Problem to solve:
Produce a word-for-word copy of the listing below without its pictures.

Collected data
►
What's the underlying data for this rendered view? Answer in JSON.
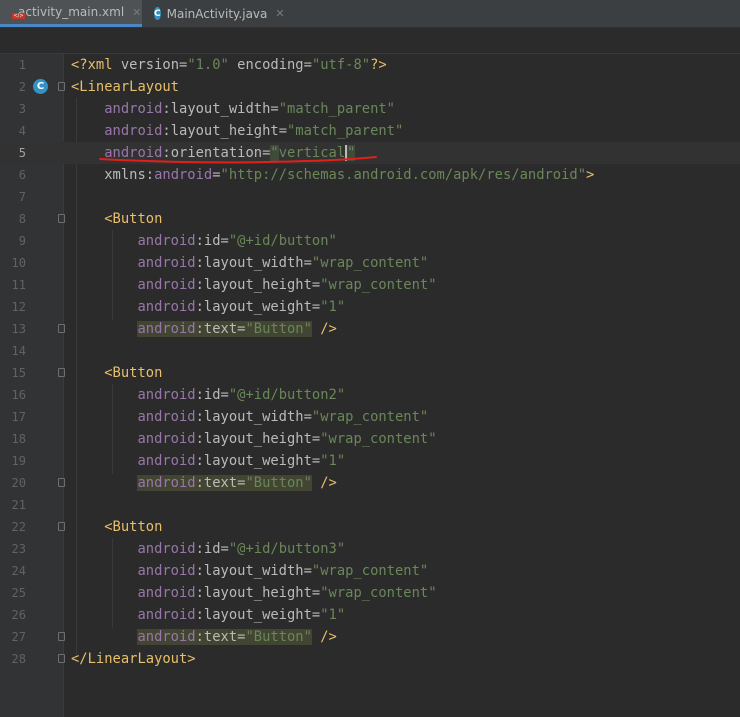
{
  "tabs": [
    {
      "label": "activity_main.xml",
      "icon": "xml-file-icon",
      "active": true
    },
    {
      "label": "MainActivity.java",
      "icon": "java-class-icon",
      "active": false
    }
  ],
  "gutter_icon_letter": "C",
  "lines": [
    {
      "n": "1"
    },
    {
      "n": "2"
    },
    {
      "n": "3"
    },
    {
      "n": "4"
    },
    {
      "n": "5"
    },
    {
      "n": "6"
    },
    {
      "n": "7"
    },
    {
      "n": "8"
    },
    {
      "n": "9"
    },
    {
      "n": "10"
    },
    {
      "n": "11"
    },
    {
      "n": "12"
    },
    {
      "n": "13"
    },
    {
      "n": "14"
    },
    {
      "n": "15"
    },
    {
      "n": "16"
    },
    {
      "n": "17"
    },
    {
      "n": "18"
    },
    {
      "n": "19"
    },
    {
      "n": "20"
    },
    {
      "n": "21"
    },
    {
      "n": "22"
    },
    {
      "n": "23"
    },
    {
      "n": "24"
    },
    {
      "n": "25"
    },
    {
      "n": "26"
    },
    {
      "n": "27"
    },
    {
      "n": "28"
    }
  ],
  "code": {
    "xml_decl": {
      "open": "<?xml",
      "k1": " version=",
      "v1": "\"1.0\"",
      "k2": " encoding=",
      "v2": "\"utf-8\"",
      "close": "?>"
    },
    "root_open": "<LinearLayout",
    "root_close": "</LinearLayout>",
    "ns": "android",
    "colon": ":",
    "eq": "=",
    "root_attrs": {
      "layout_width": "layout_width",
      "layout_width_val": "\"match_parent\"",
      "layout_height": "layout_height",
      "layout_height_val": "\"match_parent\"",
      "orientation": "orientation",
      "orientation_q1": "\"",
      "orientation_val": "vertical",
      "orientation_q2": "\"",
      "xmlns": "xmlns:",
      "xmlns_ns": "android",
      "xmlns_val": "\"http://schemas.android.com/apk/res/android\"",
      "xmlns_close": ">"
    },
    "button_open": "<Button",
    "button_close": " />",
    "attr_names": {
      "id": "id",
      "width": "layout_width",
      "height": "layout_height",
      "weight": "layout_weight",
      "text": "text"
    },
    "buttons": [
      {
        "id": "\"@+id/button\"",
        "width": "\"wrap_content\"",
        "height": "\"wrap_content\"",
        "weight": "\"1\"",
        "text": "\"Button\""
      },
      {
        "id": "\"@+id/button2\"",
        "width": "\"wrap_content\"",
        "height": "\"wrap_content\"",
        "weight": "\"1\"",
        "text": "\"Button\""
      },
      {
        "id": "\"@+id/button3\"",
        "width": "\"wrap_content\"",
        "height": "\"wrap_content\"",
        "weight": "\"1\"",
        "text": "\"Button\""
      }
    ]
  },
  "colors": {
    "background": "#2b2b2b",
    "tag": "#e8bf6a",
    "namespace": "#9876aa",
    "string": "#6a8759",
    "attribute": "#bababa",
    "annotation_underline": "#e0201a",
    "accent": "#4a88c7"
  }
}
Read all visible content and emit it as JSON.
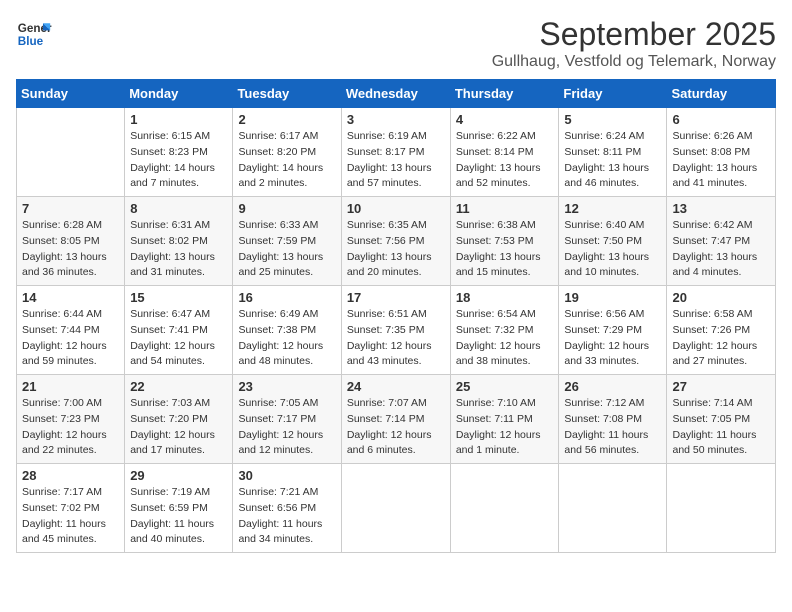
◄
Output for this task:
What's the underlying data for this rendered view? Answer in JSON.
{
  "tabs": [
    {
      "label": "activity_main.xml",
      "icon": "xml-file-icon",
      "active": true
    },
    {
      "label": "MainActivity.java",
      "icon": "java-class-icon",
      "active": false
    }
  ],
  "gutter_icon_letter": "C",
  "lines": [
    {
      "n": "1"
    },
    {
      "n": "2"
    },
    {
      "n": "3"
    },
    {
      "n": "4"
    },
    {
      "n": "5"
    },
    {
      "n": "6"
    },
    {
      "n": "7"
    },
    {
      "n": "8"
    },
    {
      "n": "9"
    },
    {
      "n": "10"
    },
    {
      "n": "11"
    },
    {
      "n": "12"
    },
    {
      "n": "13"
    },
    {
      "n": "14"
    },
    {
      "n": "15"
    },
    {
      "n": "16"
    },
    {
      "n": "17"
    },
    {
      "n": "18"
    },
    {
      "n": "19"
    },
    {
      "n": "20"
    },
    {
      "n": "21"
    },
    {
      "n": "22"
    },
    {
      "n": "23"
    },
    {
      "n": "24"
    },
    {
      "n": "25"
    },
    {
      "n": "26"
    },
    {
      "n": "27"
    },
    {
      "n": "28"
    }
  ],
  "code": {
    "xml_decl": {
      "open": "<?xml",
      "k1": " version=",
      "v1": "\"1.0\"",
      "k2": " encoding=",
      "v2": "\"utf-8\"",
      "close": "?>"
    },
    "root_open": "<LinearLayout",
    "root_close": "</LinearLayout>",
    "ns": "android",
    "colon": ":",
    "eq": "=",
    "root_attrs": {
      "layout_width": "layout_width",
      "layout_width_val": "\"match_parent\"",
      "layout_height": "layout_height",
      "layout_height_val": "\"match_parent\"",
      "orientation": "orientation",
      "orientation_q1": "\"",
      "orientation_val": "vertical",
      "orientation_q2": "\"",
      "xmlns": "xmlns:",
      "xmlns_ns": "android",
      "xmlns_val": "\"http://schemas.android.com/apk/res/android\"",
      "xmlns_close": ">"
    },
    "button_open": "<Button",
    "button_close": " />",
    "attr_names": {
      "id": "id",
      "width": "layout_width",
      "height": "layout_height",
      "weight": "layout_weight",
      "text": "text"
    },
    "buttons": [
      {
        "id": "\"@+id/button\"",
        "width": "\"wrap_content\"",
        "height": "\"wrap_content\"",
        "weight": "\"1\"",
        "text": "\"Button\""
      },
      {
        "id": "\"@+id/button2\"",
        "width": "\"wrap_content\"",
        "height": "\"wrap_content\"",
        "weight": "\"1\"",
        "text": "\"Button\""
      },
      {
        "id": "\"@+id/button3\"",
        "width": "\"wrap_content\"",
        "height": "\"wrap_content\"",
        "weight": "\"1\"",
        "text": "\"Button\""
      }
    ]
  },
  "colors": {
    "background": "#2b2b2b",
    "tag": "#e8bf6a",
    "namespace": "#9876aa",
    "string": "#6a8759",
    "attribute": "#bababa",
    "annotation_underline": "#e0201a",
    "accent": "#4a88c7"
  }
}
Read all visible content and emit it as JSON.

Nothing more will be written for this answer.